Short problem →
Render the entries as a numbered list, starting with the line containing "Patent image size: (982, 894)." and going on through the line containing "The track body 32 is at (81, 792).", and leave out any blank lines.

A block of data

════

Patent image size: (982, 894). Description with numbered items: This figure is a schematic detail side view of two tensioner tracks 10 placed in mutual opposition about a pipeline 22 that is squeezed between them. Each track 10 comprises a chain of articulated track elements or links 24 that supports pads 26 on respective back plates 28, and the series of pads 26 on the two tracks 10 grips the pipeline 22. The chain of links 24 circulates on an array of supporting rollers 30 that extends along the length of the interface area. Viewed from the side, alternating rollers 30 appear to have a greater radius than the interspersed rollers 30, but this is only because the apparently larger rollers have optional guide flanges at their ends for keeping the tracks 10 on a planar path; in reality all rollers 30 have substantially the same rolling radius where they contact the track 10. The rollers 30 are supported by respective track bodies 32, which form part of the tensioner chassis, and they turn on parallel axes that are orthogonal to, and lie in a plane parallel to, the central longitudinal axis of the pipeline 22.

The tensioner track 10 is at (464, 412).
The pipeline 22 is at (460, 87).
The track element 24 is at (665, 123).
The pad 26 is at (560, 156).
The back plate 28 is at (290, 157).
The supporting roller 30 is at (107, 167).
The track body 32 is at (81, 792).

════

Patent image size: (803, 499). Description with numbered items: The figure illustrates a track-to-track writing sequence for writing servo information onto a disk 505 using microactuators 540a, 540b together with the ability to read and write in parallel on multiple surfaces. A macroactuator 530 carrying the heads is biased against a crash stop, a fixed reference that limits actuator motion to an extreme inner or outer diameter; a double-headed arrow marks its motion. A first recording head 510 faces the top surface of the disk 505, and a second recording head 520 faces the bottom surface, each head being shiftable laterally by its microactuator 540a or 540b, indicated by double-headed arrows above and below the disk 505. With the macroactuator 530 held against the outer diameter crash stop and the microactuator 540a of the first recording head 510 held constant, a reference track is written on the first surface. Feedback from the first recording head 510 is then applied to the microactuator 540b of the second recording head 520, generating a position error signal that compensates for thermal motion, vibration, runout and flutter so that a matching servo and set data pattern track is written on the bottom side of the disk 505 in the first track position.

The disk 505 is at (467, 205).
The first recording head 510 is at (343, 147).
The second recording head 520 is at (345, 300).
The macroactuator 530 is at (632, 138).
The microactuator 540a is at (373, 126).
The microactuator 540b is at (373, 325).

════

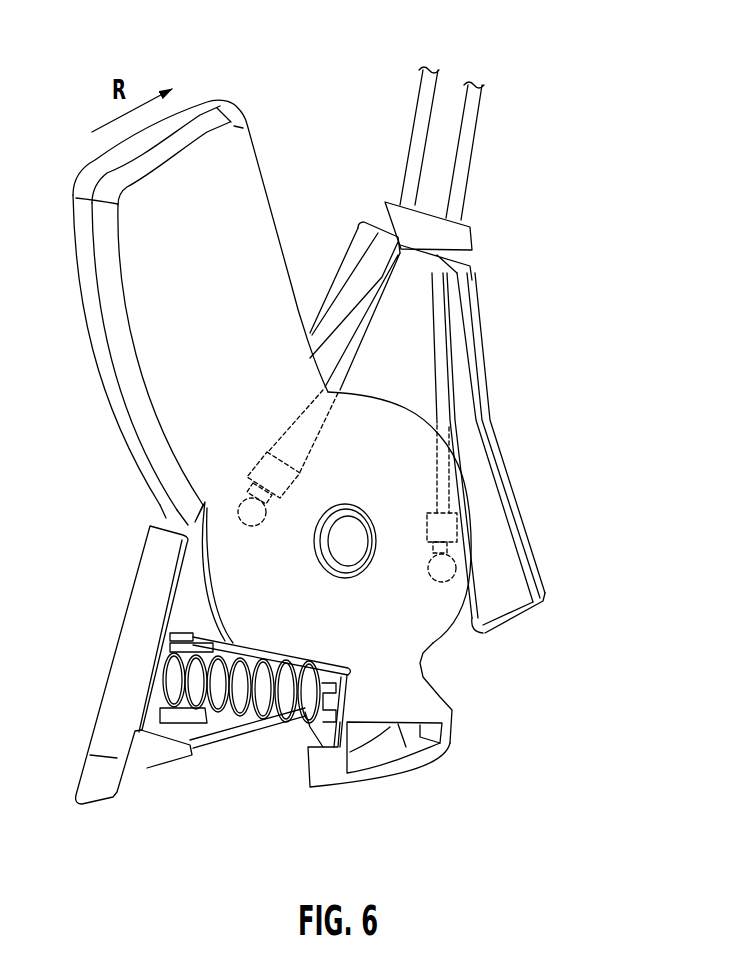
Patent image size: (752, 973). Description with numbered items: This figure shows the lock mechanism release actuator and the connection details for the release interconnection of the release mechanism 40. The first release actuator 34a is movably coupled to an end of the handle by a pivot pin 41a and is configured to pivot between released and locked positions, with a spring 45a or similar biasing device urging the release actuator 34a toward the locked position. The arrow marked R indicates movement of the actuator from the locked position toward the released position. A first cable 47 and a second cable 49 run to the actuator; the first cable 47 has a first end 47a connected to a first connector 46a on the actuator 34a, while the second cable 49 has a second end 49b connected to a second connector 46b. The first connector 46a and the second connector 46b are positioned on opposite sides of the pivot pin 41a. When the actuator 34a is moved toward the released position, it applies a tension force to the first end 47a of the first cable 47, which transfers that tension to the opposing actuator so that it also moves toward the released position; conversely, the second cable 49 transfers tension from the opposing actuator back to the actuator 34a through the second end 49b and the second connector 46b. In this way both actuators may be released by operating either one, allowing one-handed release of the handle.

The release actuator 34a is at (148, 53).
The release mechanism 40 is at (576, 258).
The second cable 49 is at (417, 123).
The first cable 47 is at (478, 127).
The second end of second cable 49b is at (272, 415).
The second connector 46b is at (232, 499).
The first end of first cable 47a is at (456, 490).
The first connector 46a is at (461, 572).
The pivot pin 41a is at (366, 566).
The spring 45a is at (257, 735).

════

Full response →
1. Patent image size: (982, 894). Description with numbered items: This figure is a schematic detail side view of two tensioner tracks 10 placed in mutual opposition about a pipeline 22 that is squeezed between them. Each track 10 comprises a chain of articulated track elements or links 24 that supports pads 26 on respective back plates 28, and the series of pads 26 on the two tracks 10 grips the pipeline 22. The chain of links 24 circulates on an array of supporting rollers 30 that extends along the length of the interface area. Viewed from the side, alternating rollers 30 appear to have a greater radius than the interspersed rollers 30, but this is only because the apparently larger rollers have optional guide flanges at their ends for keeping the tracks 10 on a planar path; in reality all rollers 30 have substantially the same rolling radius where they contact the track 10. The rollers 30 are supported by respective track bodies 32, which form part of the tensioner chassis, and they turn on parallel axes that are orthogonal to, and lie in a plane parallel to, the central longitudinal axis of the pipeline 22.
2. The tensioner track 10 is at (464, 412).
3. The pipeline 22 is at (460, 87).
4. The track element 24 is at (665, 123).
5. The pad 26 is at (560, 156).
6. The back plate 28 is at (290, 157).
7. The supporting roller 30 is at (107, 167).
8. The track body 32 is at (81, 792).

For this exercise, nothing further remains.